_Material shown_:

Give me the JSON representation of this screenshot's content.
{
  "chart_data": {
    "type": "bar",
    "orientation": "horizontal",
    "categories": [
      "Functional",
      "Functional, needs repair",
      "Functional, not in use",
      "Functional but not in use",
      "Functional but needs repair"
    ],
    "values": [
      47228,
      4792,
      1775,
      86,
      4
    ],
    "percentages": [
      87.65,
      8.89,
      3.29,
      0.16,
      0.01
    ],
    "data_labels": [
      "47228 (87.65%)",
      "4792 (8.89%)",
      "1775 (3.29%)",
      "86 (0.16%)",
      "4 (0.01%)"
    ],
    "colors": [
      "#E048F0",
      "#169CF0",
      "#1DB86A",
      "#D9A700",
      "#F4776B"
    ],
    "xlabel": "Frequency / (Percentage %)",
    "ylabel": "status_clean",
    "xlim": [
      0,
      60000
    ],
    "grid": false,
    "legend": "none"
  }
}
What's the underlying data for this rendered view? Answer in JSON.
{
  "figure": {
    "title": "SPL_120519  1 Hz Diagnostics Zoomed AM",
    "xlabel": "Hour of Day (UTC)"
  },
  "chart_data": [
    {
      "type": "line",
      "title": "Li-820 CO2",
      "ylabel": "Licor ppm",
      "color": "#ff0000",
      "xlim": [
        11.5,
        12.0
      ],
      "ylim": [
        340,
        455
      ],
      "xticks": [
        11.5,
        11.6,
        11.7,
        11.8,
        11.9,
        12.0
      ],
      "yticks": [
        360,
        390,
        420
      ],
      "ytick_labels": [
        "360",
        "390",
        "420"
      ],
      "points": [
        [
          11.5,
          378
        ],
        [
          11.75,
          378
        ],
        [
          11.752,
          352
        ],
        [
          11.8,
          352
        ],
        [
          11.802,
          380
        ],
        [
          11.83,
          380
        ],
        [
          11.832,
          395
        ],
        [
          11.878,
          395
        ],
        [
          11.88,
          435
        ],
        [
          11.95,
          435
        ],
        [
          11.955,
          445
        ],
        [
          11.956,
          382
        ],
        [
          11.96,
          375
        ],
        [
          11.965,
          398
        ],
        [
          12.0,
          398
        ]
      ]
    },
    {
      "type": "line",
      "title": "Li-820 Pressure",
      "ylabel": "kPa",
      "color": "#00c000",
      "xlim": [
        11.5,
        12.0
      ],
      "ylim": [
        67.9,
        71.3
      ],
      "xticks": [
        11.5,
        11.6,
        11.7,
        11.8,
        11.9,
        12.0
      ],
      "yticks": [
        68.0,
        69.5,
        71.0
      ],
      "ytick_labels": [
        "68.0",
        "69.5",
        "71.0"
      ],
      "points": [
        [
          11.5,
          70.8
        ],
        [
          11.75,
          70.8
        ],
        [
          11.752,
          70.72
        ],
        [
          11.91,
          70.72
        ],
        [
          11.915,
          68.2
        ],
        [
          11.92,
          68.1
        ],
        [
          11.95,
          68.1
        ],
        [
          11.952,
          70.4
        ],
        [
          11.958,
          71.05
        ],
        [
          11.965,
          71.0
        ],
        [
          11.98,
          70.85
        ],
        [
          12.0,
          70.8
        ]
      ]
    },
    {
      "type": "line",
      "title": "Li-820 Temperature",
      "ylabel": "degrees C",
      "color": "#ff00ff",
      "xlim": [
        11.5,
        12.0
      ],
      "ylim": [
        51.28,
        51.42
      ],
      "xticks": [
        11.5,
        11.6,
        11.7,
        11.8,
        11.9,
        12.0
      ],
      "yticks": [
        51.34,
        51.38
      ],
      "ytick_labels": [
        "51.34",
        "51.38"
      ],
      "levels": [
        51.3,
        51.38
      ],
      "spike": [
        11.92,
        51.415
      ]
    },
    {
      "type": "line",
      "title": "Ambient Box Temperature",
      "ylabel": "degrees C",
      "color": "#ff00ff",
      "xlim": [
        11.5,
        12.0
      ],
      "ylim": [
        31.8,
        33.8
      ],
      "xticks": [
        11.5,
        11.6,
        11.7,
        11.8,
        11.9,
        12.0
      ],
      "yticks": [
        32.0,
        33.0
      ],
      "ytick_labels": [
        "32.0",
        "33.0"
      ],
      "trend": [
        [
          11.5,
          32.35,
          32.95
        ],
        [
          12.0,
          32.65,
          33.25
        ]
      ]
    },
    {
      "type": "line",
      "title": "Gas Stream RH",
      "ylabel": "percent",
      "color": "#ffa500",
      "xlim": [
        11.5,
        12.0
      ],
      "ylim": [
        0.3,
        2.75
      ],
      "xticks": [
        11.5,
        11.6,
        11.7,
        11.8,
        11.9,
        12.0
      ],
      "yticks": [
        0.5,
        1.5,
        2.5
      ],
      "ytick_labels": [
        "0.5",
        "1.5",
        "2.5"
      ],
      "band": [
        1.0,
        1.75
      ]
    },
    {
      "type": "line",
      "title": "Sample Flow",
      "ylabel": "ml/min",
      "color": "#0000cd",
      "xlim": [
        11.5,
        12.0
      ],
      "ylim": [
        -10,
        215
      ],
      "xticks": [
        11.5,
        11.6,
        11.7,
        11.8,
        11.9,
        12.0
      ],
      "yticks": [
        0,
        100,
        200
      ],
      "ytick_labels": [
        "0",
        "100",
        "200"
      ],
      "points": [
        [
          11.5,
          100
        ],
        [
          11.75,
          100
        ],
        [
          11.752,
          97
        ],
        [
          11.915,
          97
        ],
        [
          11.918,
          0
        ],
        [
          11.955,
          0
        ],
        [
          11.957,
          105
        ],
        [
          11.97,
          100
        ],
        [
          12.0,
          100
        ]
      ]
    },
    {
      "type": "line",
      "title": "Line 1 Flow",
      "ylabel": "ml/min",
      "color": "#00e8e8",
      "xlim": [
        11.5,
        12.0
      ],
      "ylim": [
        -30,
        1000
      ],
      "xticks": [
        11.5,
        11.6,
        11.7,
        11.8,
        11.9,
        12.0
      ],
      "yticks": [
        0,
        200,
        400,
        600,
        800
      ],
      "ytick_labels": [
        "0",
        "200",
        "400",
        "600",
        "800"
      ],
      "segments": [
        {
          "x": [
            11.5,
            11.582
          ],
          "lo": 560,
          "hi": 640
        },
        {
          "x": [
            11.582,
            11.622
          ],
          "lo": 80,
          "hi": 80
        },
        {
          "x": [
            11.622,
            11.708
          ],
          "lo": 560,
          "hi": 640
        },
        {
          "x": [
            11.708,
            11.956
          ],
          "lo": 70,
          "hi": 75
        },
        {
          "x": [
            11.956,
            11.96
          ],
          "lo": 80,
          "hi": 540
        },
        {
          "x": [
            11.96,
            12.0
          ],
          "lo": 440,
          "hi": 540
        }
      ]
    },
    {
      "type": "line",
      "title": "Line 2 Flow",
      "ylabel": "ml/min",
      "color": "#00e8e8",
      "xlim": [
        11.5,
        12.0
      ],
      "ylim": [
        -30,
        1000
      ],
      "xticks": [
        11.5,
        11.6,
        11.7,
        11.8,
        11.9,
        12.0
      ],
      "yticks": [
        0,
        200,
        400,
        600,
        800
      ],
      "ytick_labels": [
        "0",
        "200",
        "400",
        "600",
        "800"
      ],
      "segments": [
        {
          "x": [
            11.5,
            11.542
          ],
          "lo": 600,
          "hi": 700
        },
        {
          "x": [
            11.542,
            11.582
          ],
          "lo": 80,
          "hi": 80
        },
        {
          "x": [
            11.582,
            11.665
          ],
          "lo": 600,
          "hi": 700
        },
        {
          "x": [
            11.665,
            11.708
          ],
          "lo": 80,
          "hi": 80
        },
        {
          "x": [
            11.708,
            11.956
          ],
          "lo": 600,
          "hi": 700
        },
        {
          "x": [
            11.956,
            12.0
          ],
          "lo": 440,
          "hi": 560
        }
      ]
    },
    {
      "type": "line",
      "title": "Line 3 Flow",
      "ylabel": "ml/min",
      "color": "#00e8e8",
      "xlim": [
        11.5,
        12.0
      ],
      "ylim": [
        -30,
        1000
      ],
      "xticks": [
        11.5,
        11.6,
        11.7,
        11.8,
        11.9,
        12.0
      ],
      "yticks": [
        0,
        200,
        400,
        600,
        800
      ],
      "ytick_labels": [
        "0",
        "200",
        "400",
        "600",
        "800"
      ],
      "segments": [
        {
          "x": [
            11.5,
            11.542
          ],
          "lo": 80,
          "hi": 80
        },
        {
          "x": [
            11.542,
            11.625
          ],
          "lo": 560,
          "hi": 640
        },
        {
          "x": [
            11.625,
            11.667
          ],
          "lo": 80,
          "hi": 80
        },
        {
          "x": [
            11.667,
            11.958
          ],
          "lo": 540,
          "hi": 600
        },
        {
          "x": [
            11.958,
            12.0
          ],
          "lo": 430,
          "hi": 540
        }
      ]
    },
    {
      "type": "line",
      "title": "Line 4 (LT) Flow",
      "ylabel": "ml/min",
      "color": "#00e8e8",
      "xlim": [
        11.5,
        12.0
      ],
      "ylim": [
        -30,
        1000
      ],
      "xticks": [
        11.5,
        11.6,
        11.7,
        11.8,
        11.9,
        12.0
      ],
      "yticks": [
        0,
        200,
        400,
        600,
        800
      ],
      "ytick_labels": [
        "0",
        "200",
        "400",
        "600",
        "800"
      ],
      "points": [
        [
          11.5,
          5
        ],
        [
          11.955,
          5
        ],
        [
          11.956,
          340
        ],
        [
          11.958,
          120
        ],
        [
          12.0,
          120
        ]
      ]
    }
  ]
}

_Request_: Filter the records above for lines containing the word "needs", and copy those lines.

_Solution to the problem_:
      "Functional, needs repair",
      "Functional but needs repair"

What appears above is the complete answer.